Brands send a lot of email in November and December—far more than any other time of the year. Which makes sense: consumers are primed to buy, and the holiday season is huge for many brands' bottom line. Last year, we witnessed the greatest industrywide annual increase in holiday online shopping revenue and website visits in the history of online shopping. According to predictions, the 2018 holiday retail season is poised to eclipse 2017's.

But here's the catch. With everyone ramping up their email volume at the same time, you're competing not only for your customers' attention in the inbox but also for available resources at the ISPs delivering your mail. Sending too many emails (especially if they go unopened) puts you at risk of ending up in the spam folder and potentially damaging your sender reputation with the ISPs—not a good way to start the new year.

They key is quality over quantity. To get your emails opened and maximize conversions, use strategies that deliver content that's relevant and personal to customers. To do that well, website visitor identification is essential.

Triggered email is No. 1

Abandoned-cart emails are the most common triggered email type, and the most straightforward. When a shopper puts something in the cart and leaves without purchasing—which happens about 70% of the time on retail websites—persuading the shopper to complete the sale often doesn't take much. Abandoned-cart reminders sent over the subsequent few hours typically result in 10-25% of abandoners' making a purchase (with free shipping or dollars off tipping it toward the higher end of that range).

Think how such emails can affect the bottom line. If over the course of a day on a retail website 1,000 carts are started and 700 are abandoned, only 300 result in a sale. If an email is triggered to those 700 abandoners, and 10% (70) follow through with an order with an average order value of $100, that's an additional $7,000 in revenue per day. Multiply that by 365 days in a year, and that's an additional $2.5 million in annual revenue.

◆ Entries shown
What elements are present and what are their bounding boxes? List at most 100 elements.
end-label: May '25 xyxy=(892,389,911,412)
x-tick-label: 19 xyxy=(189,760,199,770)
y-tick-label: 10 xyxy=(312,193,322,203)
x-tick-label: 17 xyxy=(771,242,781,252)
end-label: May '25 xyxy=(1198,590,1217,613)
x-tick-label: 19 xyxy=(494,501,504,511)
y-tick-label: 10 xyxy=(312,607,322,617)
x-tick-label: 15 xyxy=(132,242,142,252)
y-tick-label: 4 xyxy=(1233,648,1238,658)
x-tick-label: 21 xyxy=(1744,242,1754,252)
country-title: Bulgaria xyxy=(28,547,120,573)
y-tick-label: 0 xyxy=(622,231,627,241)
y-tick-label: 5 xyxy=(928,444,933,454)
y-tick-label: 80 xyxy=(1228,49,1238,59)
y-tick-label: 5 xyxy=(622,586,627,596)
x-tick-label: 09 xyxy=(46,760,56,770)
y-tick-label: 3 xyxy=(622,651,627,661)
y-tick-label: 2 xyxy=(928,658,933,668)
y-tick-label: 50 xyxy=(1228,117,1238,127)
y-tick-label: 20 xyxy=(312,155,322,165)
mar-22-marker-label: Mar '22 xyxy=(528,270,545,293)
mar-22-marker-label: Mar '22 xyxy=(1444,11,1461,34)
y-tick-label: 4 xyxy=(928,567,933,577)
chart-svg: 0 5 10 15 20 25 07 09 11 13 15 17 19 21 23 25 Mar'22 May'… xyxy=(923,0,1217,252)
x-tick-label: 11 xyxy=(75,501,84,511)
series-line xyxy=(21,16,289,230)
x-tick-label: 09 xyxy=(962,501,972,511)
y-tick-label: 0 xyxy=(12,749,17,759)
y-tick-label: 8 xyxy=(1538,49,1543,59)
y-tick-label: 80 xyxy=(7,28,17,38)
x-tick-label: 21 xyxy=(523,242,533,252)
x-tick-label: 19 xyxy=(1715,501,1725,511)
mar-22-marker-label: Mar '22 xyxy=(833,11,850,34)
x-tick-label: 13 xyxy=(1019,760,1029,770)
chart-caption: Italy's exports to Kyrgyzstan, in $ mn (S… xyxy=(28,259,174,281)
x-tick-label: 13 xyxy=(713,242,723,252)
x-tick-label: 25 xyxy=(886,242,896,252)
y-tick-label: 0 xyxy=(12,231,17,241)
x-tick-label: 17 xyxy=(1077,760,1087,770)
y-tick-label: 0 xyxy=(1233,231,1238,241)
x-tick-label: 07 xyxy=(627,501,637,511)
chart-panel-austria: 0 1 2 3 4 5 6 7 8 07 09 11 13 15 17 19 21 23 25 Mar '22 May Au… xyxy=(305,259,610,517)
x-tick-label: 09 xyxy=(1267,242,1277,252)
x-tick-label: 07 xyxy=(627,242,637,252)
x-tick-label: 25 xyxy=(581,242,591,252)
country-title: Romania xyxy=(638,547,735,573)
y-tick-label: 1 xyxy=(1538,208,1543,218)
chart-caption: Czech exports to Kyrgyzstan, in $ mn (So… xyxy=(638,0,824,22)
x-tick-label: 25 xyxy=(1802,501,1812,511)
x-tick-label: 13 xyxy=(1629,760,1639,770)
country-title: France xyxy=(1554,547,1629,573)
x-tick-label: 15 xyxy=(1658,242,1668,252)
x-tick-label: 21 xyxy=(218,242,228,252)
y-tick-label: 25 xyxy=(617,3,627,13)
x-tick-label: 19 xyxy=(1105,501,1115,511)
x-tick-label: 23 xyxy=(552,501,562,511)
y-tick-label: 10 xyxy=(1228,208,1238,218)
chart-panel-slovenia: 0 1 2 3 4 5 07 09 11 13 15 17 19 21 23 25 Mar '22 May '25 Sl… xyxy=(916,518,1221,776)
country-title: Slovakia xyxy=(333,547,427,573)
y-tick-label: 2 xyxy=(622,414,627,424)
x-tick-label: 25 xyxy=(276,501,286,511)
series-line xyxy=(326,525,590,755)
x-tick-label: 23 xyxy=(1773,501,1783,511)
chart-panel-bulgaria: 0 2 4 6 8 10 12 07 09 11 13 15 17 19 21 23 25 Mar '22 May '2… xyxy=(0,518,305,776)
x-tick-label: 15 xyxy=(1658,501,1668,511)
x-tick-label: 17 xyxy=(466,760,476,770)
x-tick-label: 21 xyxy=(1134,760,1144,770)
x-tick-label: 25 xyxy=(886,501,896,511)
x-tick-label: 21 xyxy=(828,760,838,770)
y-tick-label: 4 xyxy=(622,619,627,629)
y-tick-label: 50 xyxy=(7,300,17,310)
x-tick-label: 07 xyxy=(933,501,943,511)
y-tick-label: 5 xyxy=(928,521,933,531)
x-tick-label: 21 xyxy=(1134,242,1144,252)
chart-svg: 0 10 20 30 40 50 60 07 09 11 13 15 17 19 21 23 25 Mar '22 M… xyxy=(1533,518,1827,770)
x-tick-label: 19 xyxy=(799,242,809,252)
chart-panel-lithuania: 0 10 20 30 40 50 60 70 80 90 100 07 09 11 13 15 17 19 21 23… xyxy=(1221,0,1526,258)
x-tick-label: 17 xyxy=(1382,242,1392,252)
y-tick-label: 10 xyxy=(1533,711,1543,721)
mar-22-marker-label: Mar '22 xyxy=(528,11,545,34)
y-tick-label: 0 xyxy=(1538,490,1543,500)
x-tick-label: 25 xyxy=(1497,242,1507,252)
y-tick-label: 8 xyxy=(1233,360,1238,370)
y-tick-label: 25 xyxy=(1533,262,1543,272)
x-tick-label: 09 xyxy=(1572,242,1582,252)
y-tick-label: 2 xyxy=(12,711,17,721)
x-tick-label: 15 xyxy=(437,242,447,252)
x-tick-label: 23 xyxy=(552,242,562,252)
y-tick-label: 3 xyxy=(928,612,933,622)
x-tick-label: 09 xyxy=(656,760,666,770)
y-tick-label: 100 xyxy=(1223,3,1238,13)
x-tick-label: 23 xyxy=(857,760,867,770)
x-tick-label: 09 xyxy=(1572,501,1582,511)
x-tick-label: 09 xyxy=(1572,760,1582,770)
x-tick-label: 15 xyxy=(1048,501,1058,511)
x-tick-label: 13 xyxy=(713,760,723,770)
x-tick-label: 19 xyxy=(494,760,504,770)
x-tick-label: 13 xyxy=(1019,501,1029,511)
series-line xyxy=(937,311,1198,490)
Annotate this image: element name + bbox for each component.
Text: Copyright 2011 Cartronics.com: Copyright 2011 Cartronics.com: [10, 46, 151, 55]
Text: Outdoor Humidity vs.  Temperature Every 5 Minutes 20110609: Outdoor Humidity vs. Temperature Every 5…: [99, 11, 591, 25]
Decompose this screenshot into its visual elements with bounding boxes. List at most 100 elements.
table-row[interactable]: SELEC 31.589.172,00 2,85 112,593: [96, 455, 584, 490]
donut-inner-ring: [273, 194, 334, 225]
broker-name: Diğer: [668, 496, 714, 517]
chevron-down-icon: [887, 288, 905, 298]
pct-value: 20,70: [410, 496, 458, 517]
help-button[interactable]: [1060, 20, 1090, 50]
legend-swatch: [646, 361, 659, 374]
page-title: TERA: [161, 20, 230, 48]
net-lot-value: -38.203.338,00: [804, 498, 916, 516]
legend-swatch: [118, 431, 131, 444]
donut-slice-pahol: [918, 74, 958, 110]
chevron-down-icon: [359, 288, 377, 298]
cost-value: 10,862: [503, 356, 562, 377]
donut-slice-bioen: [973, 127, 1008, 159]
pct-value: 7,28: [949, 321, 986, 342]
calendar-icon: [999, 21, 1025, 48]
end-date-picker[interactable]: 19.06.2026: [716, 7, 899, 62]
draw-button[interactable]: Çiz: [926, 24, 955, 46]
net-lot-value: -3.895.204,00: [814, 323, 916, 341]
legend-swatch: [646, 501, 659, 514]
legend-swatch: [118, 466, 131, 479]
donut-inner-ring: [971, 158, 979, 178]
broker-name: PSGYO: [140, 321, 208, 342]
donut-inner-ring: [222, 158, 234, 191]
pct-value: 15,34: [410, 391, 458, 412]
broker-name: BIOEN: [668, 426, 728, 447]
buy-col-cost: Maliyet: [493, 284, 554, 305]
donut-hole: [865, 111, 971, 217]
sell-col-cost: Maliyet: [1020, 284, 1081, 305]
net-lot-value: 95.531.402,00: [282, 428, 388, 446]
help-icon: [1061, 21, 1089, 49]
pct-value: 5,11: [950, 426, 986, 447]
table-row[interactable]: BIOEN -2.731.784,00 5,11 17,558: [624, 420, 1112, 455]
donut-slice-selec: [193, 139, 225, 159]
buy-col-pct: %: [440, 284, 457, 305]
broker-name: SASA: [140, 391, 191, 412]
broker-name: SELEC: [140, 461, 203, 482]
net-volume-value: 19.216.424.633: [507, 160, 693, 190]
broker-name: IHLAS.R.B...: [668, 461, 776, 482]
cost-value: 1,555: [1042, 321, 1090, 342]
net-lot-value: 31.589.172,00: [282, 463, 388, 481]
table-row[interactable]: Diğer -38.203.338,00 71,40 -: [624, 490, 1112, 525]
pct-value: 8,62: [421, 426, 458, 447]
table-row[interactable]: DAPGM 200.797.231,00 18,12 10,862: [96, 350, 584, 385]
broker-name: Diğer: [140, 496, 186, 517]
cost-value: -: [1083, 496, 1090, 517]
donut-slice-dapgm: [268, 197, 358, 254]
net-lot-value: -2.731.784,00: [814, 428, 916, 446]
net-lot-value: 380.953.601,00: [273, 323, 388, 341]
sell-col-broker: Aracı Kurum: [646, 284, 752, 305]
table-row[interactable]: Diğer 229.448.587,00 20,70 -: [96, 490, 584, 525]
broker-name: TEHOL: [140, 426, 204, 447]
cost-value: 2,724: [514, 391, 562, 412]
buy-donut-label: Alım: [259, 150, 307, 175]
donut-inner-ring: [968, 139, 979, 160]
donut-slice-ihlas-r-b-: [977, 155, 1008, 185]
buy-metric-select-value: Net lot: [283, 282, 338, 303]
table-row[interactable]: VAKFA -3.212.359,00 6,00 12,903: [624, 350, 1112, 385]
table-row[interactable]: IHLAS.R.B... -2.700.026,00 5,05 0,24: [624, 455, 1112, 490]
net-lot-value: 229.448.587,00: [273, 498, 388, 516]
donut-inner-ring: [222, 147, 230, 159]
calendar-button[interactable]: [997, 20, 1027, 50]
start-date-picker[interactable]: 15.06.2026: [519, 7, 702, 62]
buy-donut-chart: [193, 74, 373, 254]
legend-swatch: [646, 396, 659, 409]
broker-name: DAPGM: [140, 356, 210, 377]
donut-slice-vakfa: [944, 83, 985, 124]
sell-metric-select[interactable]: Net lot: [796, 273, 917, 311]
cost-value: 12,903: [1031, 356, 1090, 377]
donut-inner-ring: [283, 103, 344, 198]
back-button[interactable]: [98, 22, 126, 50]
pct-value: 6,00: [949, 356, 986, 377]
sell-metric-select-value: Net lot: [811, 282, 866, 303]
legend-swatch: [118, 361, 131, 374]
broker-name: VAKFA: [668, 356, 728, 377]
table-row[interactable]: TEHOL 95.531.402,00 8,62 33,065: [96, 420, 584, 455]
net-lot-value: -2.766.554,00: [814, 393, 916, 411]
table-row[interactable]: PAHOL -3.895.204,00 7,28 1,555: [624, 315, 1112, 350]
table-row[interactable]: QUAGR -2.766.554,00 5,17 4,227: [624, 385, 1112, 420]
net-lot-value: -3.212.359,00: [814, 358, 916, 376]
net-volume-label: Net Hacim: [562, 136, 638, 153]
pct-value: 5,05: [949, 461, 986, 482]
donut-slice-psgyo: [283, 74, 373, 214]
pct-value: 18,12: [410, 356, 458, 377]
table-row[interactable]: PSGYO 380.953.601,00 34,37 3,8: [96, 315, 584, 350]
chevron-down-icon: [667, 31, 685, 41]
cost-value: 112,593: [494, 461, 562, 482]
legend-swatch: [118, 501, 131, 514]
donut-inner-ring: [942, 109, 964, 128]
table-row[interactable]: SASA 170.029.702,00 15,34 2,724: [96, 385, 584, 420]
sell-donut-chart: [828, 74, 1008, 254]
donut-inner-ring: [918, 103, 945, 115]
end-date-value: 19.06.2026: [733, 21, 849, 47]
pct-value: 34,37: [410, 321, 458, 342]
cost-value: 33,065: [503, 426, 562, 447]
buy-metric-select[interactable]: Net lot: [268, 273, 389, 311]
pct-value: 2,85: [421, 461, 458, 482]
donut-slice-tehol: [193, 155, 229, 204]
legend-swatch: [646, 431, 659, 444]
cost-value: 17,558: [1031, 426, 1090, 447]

◆ Instructions
a – In the holiday email text, which dollar amounts appear? List every one.
b – Say whether each statement agrees with the holiday email text, and quote the words that settle it: (i) Shoppers leave without buying after adding to the cart about 70% of the time on retail websites. (ii) Abandoned-cart emails are the least common triggered email type. (iii) The 2018 holiday retail season is predicted to surpass 2017's.
c – Reproduce the holiday email text from "But here's the" to "the new year.".

◆ Answers given
a – $100, $7,000, $2.5 million

b –
(i) Yes: "which happens about 70% of the time on retail websites"
(ii) No: "Abandoned-cart emails are the most common triggered email type"
(iii) Yes: "the 2018 holiday retail season is poised to eclipse 2017's"

c –
But here's the catch. With everyone ramping up their email volume at the same time, you're competing not only for your customers' attention in the inbox but also for available resources at the ISPs delivering your mail. Sending too many emails (especially if they go unopened) puts you at risk of ending up in the spam folder and potentially damaging your sender reputation with the ISPs—not a good way to start the new year.